Give the number of lines that include the word "color", and nothing else.

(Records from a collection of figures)

= = = = =

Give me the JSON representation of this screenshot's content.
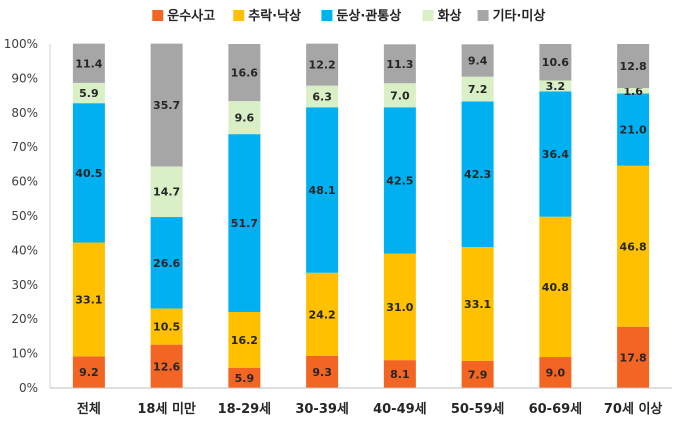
{
  "chart_data": {
    "type": "bar",
    "stacked": true,
    "categories": [
      "전체",
      "18세 미만",
      "18-29세",
      "30-39세",
      "40-49세",
      "50-59세",
      "60-69세",
      "70세 이상"
    ],
    "y_tick_labels": [
      "0%",
      "10%",
      "20%",
      "30%",
      "40%",
      "50%",
      "60%",
      "70%",
      "80%",
      "90%",
      "100%"
    ],
    "ylim": [
      0,
      100
    ],
    "grid": false,
    "legend_position": "top",
    "series": [
      {
        "name": "운수사고",
        "color": "#F26522",
        "values": [
          9.2,
          12.6,
          5.9,
          9.3,
          8.1,
          7.9,
          9.0,
          17.8
        ]
      },
      {
        "name": "추락·낙상",
        "color": "#FFC000",
        "values": [
          33.1,
          10.5,
          16.2,
          24.2,
          31.0,
          33.1,
          40.8,
          46.8
        ]
      },
      {
        "name": "둔상·관통상",
        "color": "#00B0F0",
        "values": [
          40.5,
          26.6,
          51.7,
          48.1,
          42.5,
          42.3,
          36.4,
          21.0
        ]
      },
      {
        "name": "화상",
        "color": "#D9EFC5",
        "values": [
          5.9,
          14.7,
          9.6,
          6.3,
          7.0,
          7.2,
          3.2,
          1.6
        ]
      },
      {
        "name": "기타·미상",
        "color": "#A6A6A6",
        "values": [
          11.4,
          35.7,
          16.6,
          12.2,
          11.3,
          9.4,
          10.6,
          12.8
        ]
      }
    ]
  }
}
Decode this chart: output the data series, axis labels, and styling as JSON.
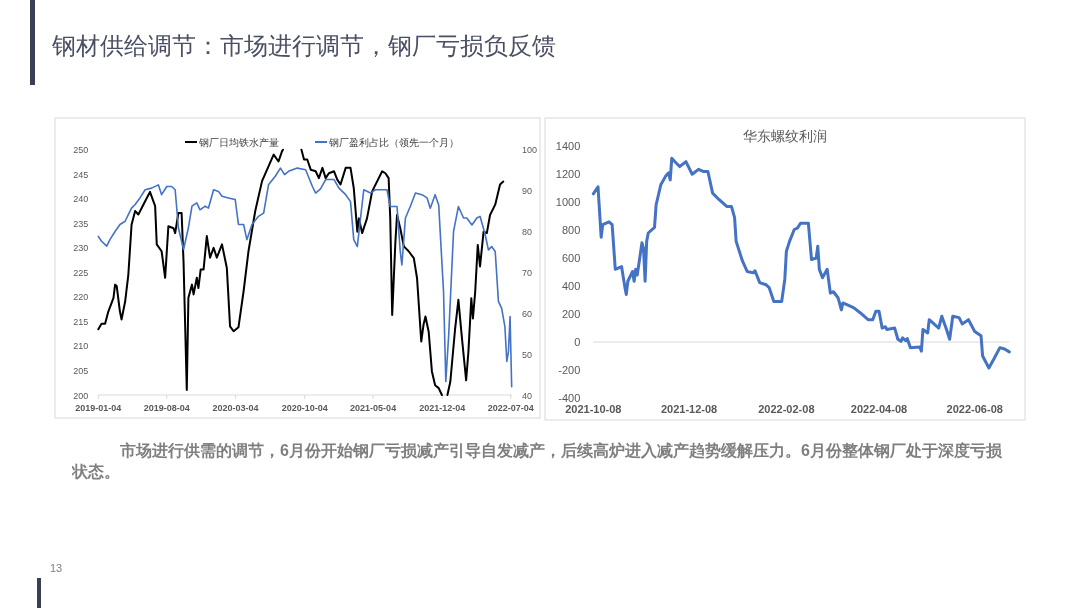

= = = = =

Exercise result:
5